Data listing
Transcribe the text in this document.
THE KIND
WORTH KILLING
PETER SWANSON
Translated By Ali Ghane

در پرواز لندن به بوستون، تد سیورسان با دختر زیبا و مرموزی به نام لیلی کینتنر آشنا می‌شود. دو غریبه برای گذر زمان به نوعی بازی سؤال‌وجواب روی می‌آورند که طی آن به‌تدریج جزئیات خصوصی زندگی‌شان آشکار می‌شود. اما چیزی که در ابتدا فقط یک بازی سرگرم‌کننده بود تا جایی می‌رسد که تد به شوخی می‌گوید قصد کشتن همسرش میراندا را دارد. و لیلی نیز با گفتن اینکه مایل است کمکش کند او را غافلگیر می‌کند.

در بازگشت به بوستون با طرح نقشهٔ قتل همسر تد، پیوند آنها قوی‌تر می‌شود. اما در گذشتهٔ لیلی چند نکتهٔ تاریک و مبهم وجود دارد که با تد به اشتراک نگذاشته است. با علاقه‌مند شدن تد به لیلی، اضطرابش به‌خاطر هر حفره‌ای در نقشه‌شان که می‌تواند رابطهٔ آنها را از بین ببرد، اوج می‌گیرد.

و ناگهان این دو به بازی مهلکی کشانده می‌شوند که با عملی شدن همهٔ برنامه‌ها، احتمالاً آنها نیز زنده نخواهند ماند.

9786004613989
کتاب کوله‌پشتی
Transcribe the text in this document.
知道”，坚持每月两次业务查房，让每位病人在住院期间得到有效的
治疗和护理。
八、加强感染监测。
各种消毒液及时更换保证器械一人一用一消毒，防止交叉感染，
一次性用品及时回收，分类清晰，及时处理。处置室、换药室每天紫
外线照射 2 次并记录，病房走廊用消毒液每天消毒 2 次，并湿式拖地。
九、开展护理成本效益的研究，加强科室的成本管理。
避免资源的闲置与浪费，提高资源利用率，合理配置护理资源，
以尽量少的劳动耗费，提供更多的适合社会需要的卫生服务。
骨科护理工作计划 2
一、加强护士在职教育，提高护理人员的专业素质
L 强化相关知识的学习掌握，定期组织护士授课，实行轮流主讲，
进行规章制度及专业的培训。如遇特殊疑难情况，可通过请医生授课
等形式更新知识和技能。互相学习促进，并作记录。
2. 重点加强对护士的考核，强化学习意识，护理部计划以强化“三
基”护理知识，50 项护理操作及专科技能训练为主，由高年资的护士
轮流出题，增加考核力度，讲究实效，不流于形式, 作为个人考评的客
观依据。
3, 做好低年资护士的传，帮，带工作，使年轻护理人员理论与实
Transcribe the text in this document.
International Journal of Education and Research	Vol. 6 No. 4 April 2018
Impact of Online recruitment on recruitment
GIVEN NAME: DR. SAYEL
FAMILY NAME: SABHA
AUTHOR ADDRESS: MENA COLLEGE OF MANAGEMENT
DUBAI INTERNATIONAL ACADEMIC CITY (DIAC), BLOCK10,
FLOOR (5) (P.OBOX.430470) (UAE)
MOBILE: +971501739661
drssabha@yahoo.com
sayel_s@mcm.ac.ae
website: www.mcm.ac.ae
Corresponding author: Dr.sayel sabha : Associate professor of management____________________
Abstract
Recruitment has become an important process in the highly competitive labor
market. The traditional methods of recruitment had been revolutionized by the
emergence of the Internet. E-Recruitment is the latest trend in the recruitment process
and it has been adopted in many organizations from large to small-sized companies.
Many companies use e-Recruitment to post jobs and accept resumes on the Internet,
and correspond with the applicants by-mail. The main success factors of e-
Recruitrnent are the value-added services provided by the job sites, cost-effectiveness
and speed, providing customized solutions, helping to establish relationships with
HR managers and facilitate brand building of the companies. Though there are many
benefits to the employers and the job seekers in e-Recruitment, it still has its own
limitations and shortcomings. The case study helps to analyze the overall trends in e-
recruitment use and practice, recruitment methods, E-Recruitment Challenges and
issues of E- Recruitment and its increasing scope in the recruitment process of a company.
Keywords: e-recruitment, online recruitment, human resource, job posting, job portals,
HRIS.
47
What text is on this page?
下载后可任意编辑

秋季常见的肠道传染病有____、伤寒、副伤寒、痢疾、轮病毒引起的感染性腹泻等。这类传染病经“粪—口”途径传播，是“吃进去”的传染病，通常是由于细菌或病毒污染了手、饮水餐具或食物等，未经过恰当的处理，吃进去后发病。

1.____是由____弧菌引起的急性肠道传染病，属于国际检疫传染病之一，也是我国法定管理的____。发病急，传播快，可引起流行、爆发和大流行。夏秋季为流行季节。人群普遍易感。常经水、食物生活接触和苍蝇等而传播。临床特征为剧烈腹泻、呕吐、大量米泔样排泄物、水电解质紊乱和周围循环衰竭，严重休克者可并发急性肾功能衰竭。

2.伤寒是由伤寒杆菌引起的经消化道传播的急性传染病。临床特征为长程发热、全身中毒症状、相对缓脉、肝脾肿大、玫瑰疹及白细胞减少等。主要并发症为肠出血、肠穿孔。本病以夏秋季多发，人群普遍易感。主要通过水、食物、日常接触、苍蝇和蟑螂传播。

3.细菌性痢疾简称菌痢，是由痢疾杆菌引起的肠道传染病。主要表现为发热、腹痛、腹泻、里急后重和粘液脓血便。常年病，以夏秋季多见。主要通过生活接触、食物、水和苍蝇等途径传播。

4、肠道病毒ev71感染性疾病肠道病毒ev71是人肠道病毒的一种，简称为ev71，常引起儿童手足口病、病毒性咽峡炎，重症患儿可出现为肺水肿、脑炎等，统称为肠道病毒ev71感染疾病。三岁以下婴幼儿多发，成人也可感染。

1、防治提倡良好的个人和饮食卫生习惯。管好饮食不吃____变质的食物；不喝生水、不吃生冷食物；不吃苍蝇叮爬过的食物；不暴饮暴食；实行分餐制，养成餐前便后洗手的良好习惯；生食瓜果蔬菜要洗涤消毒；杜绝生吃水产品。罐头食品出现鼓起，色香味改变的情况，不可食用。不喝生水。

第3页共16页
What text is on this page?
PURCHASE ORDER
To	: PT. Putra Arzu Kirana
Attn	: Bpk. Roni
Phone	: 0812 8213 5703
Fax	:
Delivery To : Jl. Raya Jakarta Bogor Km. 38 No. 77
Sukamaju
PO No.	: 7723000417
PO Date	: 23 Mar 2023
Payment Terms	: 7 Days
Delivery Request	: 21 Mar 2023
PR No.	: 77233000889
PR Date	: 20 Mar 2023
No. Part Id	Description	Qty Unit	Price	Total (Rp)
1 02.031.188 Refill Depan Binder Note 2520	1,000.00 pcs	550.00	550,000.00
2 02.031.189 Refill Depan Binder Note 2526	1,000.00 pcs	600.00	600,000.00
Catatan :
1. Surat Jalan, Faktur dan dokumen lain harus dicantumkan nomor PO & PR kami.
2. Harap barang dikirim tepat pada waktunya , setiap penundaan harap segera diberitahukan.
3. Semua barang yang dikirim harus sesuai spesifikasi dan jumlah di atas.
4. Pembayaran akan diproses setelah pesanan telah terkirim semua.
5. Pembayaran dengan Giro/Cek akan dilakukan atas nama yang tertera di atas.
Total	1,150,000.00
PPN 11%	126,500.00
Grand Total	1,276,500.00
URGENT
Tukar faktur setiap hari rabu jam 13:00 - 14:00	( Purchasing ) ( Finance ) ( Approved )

— DO THIS —
List every line in the records above that contains the word "methods".

— EXERCISE RESULT —
market. The traditional methods of recruitment had been revolutionized by the
recruitment use and practice, recruitment methods, E-Recruitment Challenges and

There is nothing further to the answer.